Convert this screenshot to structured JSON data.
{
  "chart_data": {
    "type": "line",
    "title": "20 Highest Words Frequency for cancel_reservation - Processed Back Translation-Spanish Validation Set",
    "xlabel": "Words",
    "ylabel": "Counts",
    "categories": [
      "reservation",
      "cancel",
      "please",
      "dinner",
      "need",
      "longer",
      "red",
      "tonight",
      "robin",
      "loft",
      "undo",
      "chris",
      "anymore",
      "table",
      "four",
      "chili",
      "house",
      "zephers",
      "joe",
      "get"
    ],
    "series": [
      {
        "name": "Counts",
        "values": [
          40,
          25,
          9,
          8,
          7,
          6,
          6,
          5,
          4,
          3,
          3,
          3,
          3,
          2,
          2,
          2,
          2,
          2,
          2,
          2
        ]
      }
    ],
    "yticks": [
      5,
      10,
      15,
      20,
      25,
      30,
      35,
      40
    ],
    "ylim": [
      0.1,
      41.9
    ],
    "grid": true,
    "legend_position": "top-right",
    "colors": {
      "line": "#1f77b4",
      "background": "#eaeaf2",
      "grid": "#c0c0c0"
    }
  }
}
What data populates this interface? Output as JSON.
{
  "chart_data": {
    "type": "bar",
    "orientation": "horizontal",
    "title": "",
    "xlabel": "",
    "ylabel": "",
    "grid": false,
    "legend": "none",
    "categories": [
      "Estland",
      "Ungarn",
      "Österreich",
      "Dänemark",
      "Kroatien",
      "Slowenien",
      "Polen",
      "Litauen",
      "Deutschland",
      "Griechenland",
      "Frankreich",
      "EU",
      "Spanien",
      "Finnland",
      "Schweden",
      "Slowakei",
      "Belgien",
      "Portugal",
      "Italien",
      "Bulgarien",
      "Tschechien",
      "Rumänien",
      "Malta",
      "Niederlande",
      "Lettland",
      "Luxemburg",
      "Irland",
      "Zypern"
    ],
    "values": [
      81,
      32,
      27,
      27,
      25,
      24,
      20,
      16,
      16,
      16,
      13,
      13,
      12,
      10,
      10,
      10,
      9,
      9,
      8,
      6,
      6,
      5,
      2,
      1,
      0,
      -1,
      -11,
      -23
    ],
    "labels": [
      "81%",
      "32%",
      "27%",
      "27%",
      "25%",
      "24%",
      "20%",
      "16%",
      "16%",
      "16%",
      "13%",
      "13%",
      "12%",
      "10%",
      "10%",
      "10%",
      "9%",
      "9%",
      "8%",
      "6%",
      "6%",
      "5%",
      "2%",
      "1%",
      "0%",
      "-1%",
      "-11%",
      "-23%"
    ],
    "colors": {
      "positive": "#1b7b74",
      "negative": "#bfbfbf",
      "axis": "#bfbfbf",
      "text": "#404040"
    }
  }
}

.....

### [Your goal]
Reproduce exactly the lines from the one with "What data populates" through the end of the entries above, both ends included.

### [The result]
What data populates this interface? Output as JSON.
{
  "chart_data": {
    "type": "bar",
    "orientation": "horizontal",
    "title": "",
    "xlabel": "",
    "ylabel": "",
    "grid": false,
    "legend": "none",
    "categories": [
      "Estland",
      "Ungarn",
      "Österreich",
      "Dänemark",
      "Kroatien",
      "Slowenien",
      "Polen",
      "Litauen",
      "Deutschland",
      "Griechenland",
      "Frankreich",
      "EU",
      "Spanien",
      "Finnland",
      "Schweden",
      "Slowakei",
      "Belgien",
      "Portugal",
      "Italien",
      "Bulgarien",
      "Tschechien",
      "Rumänien",
      "Malta",
      "Niederlande",
      "Lettland",
      "Luxemburg",
      "Irland",
      "Zypern"
    ],
    "values": [
      81,
      32,
      27,
      27,
      25,
      24,
      20,
      16,
      16,
      16,
      13,
      13,
      12,
      10,
      10,
      10,
      9,
      9,
      8,
      6,
      6,
      5,
      2,
      1,
      0,
      -1,
      -11,
      -23
    ],
    "labels": [
      "81%",
      "32%",
      "27%",
      "27%",
      "25%",
      "24%",
      "20%",
      "16%",
      "16%",
      "16%",
      "13%",
      "13%",
      "12%",
      "10%",
      "10%",
      "10%",
      "9%",
      "9%",
      "8%",
      "6%",
      "6%",
      "5%",
      "2%",
      "1%",
      "0%",
      "-1%",
      "-11%",
      "-23%"
    ],
    "colors": {
      "positive": "#1b7b74",
      "negative": "#bfbfbf",
      "axis": "#bfbfbf",
      "text": "#404040"
    }
  }
}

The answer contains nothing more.